## WHAT TO DO
Restate the whole of the material. Keep every word, and drop the pictures.

Extracted records
===

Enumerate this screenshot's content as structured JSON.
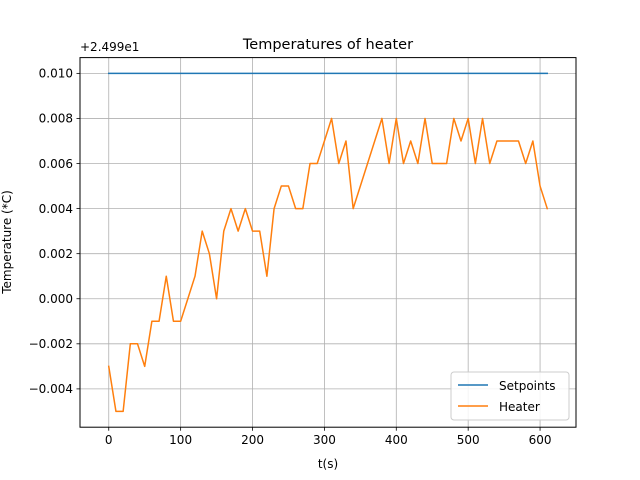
{
  "chart_data": {
    "type": "line",
    "title": "Temperatures of heater",
    "xlabel": "t(s)",
    "ylabel": "Temperature (*C)",
    "offset_label": "+2.499e1",
    "y_offset": 24.99,
    "xlim": [
      -40,
      650
    ],
    "ylim": [
      -0.0057,
      0.0107
    ],
    "x_ticks": [
      0,
      100,
      200,
      300,
      400,
      500,
      600
    ],
    "y_ticks": [
      -0.004,
      -0.002,
      0.0,
      0.002,
      0.004,
      0.006,
      0.008,
      0.01
    ],
    "x_tick_labels": [
      "0",
      "100",
      "200",
      "300",
      "400",
      "500",
      "600"
    ],
    "y_tick_labels": [
      "−0.004",
      "−0.002",
      "0.000",
      "0.002",
      "0.004",
      "0.006",
      "0.008",
      "0.010"
    ],
    "grid": true,
    "legend_position": "lower-right",
    "series": [
      {
        "name": "Setpoints",
        "color": "#1f77b4",
        "x": [
          0,
          610
        ],
        "y": [
          0.01,
          0.01
        ]
      },
      {
        "name": "Heater",
        "color": "#ff7f0e",
        "x": [
          0,
          10,
          20,
          30,
          40,
          50,
          60,
          70,
          80,
          90,
          100,
          110,
          120,
          130,
          140,
          150,
          160,
          170,
          180,
          190,
          200,
          210,
          220,
          230,
          240,
          250,
          260,
          270,
          280,
          290,
          300,
          310,
          320,
          330,
          340,
          380,
          390,
          400,
          410,
          420,
          430,
          440,
          450,
          460,
          470,
          480,
          490,
          500,
          510,
          520,
          530,
          540,
          570,
          580,
          590,
          600,
          610
        ],
        "y": [
          -0.003,
          -0.005,
          -0.005,
          -0.002,
          -0.002,
          -0.003,
          -0.001,
          -0.001,
          0.001,
          -0.001,
          -0.001,
          0.0,
          0.001,
          0.003,
          0.002,
          0.0,
          0.003,
          0.004,
          0.003,
          0.004,
          0.003,
          0.003,
          0.001,
          0.004,
          0.005,
          0.005,
          0.004,
          0.004,
          0.006,
          0.006,
          0.007,
          0.008,
          0.006,
          0.007,
          0.004,
          0.008,
          0.006,
          0.008,
          0.006,
          0.007,
          0.006,
          0.008,
          0.006,
          0.006,
          0.006,
          0.008,
          0.007,
          0.008,
          0.006,
          0.008,
          0.006,
          0.007,
          0.007,
          0.006,
          0.007,
          0.005,
          0.004
        ]
      }
    ]
  }
}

===

## SOLUTION TO THIS PROBLEM
Enumerate this screenshot's content as structured JSON.
{
  "chart_data": {
    "type": "line",
    "title": "Temperatures of heater",
    "xlabel": "t(s)",
    "ylabel": "Temperature (*C)",
    "offset_label": "+2.499e1",
    "y_offset": 24.99,
    "xlim": [
      -40,
      650
    ],
    "ylim": [
      -0.0057,
      0.0107
    ],
    "x_ticks": [
      0,
      100,
      200,
      300,
      400,
      500,
      600
    ],
    "y_ticks": [
      -0.004,
      -0.002,
      0.0,
      0.002,
      0.004,
      0.006,
      0.008,
      0.01
    ],
    "x_tick_labels": [
      "0",
      "100",
      "200",
      "300",
      "400",
      "500",
      "600"
    ],
    "y_tick_labels": [
      "−0.004",
      "−0.002",
      "0.000",
      "0.002",
      "0.004",
      "0.006",
      "0.008",
      "0.010"
    ],
    "grid": true,
    "legend_position": "lower-right",
    "series": [
      {
        "name": "Setpoints",
        "color": "#1f77b4",
        "x": [
          0,
          610
        ],
        "y": [
          0.01,
          0.01
        ]
      },
      {
        "name": "Heater",
        "color": "#ff7f0e",
        "x": [
          0,
          10,
          20,
          30,
          40,
          50,
          60,
          70,
          80,
          90,
          100,
          110,
          120,
          130,
          140,
          150,
          160,
          170,
          180,
          190,
          200,
          210,
          220,
          230,
          240,
          250,
          260,
          270,
          280,
          290,
          300,
          310,
          320,
          330,
          340,
          380,
          390,
          400,
          410,
          420,
          430,
          440,
          450,
          460,
          470,
          480,
          490,
          500,
          510,
          520,
          530,
          540,
          570,
          580,
          590,
          600,
          610
        ],
        "y": [
          -0.003,
          -0.005,
          -0.005,
          -0.002,
          -0.002,
          -0.003,
          -0.001,
          -0.001,
          0.001,
          -0.001,
          -0.001,
          0.0,
          0.001,
          0.003,
          0.002,
          0.0,
          0.003,
          0.004,
          0.003,
          0.004,
          0.003,
          0.003,
          0.001,
          0.004,
          0.005,
          0.005,
          0.004,
          0.004,
          0.006,
          0.006,
          0.007,
          0.008,
          0.006,
          0.007,
          0.004,
          0.008,
          0.006,
          0.008,
          0.006,
          0.007,
          0.006,
          0.008,
          0.006,
          0.006,
          0.006,
          0.008,
          0.007,
          0.008,
          0.006,
          0.008,
          0.006,
          0.007,
          0.007,
          0.006,
          0.007,
          0.005,
          0.004
        ]
      }
    ]
  }
}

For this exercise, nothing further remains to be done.